(Problem details): Scan the data beneath this task and copy each line that includes "circle".

(Exercise material):
'''

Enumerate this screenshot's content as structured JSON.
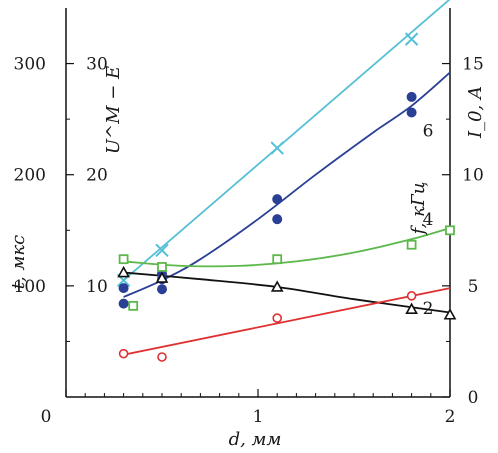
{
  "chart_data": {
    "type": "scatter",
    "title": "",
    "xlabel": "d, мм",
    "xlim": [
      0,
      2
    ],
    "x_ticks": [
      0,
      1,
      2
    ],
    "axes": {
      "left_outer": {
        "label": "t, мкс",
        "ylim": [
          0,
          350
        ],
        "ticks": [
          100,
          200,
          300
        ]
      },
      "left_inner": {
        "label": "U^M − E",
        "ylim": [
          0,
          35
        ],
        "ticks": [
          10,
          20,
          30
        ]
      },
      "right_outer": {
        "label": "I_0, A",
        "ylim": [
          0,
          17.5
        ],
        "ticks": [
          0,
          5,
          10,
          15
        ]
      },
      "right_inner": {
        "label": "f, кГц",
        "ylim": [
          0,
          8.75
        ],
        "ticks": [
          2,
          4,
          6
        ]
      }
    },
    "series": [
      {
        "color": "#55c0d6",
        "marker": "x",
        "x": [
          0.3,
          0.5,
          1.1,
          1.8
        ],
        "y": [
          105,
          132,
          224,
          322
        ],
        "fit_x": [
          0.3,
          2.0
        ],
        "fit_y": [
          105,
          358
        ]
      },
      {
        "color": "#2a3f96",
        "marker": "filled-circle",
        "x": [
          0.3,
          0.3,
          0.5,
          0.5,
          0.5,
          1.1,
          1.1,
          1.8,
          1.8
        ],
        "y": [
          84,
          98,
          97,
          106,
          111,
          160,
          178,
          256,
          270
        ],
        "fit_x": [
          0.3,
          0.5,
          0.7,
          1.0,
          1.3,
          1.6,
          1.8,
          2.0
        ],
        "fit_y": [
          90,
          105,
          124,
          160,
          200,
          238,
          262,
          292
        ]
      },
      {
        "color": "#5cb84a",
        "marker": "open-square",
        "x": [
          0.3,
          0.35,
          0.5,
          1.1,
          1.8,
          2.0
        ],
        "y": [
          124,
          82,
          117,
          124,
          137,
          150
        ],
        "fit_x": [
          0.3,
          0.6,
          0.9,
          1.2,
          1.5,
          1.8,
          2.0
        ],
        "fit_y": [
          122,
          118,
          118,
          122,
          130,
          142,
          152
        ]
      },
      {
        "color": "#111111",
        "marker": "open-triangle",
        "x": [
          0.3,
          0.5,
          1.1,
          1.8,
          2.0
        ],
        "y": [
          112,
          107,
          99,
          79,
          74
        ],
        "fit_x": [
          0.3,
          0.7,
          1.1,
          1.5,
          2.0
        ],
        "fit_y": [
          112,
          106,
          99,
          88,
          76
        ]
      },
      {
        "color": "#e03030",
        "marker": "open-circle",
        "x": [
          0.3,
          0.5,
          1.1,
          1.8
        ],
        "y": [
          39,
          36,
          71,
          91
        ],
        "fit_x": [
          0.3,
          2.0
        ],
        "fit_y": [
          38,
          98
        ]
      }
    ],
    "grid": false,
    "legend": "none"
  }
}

'''

(Full output):
        "marker": "filled-circle",
        "marker": "open-circle",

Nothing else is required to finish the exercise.